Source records

========================

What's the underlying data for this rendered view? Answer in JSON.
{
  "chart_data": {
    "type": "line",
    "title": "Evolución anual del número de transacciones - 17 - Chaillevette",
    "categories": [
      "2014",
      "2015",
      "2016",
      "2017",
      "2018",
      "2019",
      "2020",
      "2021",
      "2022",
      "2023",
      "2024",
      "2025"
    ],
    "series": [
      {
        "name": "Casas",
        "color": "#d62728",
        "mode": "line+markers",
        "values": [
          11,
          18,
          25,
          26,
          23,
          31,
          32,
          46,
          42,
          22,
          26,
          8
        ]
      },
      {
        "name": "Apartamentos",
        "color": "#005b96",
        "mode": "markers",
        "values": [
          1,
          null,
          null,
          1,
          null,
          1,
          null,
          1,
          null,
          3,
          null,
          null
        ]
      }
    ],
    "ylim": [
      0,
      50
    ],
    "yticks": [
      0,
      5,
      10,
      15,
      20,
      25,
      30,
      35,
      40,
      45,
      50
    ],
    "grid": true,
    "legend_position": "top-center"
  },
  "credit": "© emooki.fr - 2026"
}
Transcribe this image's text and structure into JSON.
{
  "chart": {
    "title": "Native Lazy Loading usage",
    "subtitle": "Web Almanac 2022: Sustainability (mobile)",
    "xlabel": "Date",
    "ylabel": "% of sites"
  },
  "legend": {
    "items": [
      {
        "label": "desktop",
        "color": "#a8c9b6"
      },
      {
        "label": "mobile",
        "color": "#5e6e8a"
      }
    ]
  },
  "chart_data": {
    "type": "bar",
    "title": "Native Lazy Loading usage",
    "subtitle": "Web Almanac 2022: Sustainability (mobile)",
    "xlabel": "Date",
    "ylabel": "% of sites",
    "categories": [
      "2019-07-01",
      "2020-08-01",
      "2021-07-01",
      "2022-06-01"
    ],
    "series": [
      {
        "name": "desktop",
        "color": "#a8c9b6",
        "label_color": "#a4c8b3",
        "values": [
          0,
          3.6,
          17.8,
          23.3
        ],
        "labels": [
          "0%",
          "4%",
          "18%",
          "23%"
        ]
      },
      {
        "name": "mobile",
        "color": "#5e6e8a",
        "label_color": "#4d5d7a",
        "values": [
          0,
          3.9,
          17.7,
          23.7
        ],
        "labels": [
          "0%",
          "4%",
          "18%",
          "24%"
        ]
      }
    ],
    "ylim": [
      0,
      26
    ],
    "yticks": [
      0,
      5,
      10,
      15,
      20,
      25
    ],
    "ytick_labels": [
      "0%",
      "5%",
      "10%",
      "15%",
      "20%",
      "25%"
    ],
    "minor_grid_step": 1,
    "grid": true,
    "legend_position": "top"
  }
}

========================

Set exercise –
Return every entry verbatim.

Full response –
What's the underlying data for this rendered view? Answer in JSON.
{
  "chart_data": {
    "type": "line",
    "title": "Evolución anual del número de transacciones - 17 - Chaillevette",
    "categories": [
      "2014",
      "2015",
      "2016",
      "2017",
      "2018",
      "2019",
      "2020",
      "2021",
      "2022",
      "2023",
      "2024",
      "2025"
    ],
    "series": [
      {
        "name": "Casas",
        "color": "#d62728",
        "mode": "line+markers",
        "values": [
          11,
          18,
          25,
          26,
          23,
          31,
          32,
          46,
          42,
          22,
          26,
          8
        ]
      },
      {
        "name": "Apartamentos",
        "color": "#005b96",
        "mode": "markers",
        "values": [
          1,
          null,
          null,
          1,
          null,
          1,
          null,
          1,
          null,
          3,
          null,
          null
        ]
      }
    ],
    "ylim": [
      0,
      50
    ],
    "yticks": [
      0,
      5,
      10,
      15,
      20,
      25,
      30,
      35,
      40,
      45,
      50
    ],
    "grid": true,
    "legend_position": "top-center"
  },
  "credit": "© emooki.fr - 2026"
}
Transcribe this image's text and structure into JSON.
{
  "chart": {
    "title": "Native Lazy Loading usage",
    "subtitle": "Web Almanac 2022: Sustainability (mobile)",
    "xlabel": "Date",
    "ylabel": "% of sites"
  },
  "legend": {
    "items": [
      {
        "label": "desktop",
        "color": "#a8c9b6"
      },
      {
        "label": "mobile",
        "color": "#5e6e8a"
      }
    ]
  },
  "chart_data": {
    "type": "bar",
    "title": "Native Lazy Loading usage",
    "subtitle": "Web Almanac 2022: Sustainability (mobile)",
    "xlabel": "Date",
    "ylabel": "% of sites",
    "categories": [
      "2019-07-01",
      "2020-08-01",
      "2021-07-01",
      "2022-06-01"
    ],
    "series": [
      {
        "name": "desktop",
        "color": "#a8c9b6",
        "label_color": "#a4c8b3",
        "values": [
          0,
          3.6,
          17.8,
          23.3
        ],
        "labels": [
          "0%",
          "4%",
          "18%",
          "23%"
        ]
      },
      {
        "name": "mobile",
        "color": "#5e6e8a",
        "label_color": "#4d5d7a",
        "values": [
          0,
          3.9,
          17.7,
          23.7
        ],
        "labels": [
          "0%",
          "4%",
          "18%",
          "24%"
        ]
      }
    ],
    "ylim": [
      0,
      26
    ],
    "yticks": [
      0,
      5,
      10,
      15,
      20,
      25
    ],
    "ytick_labels": [
      "0%",
      "5%",
      "10%",
      "15%",
      "20%",
      "25%"
    ],
    "minor_grid_step": 1,
    "grid": true,
    "legend_position": "top"
  }
}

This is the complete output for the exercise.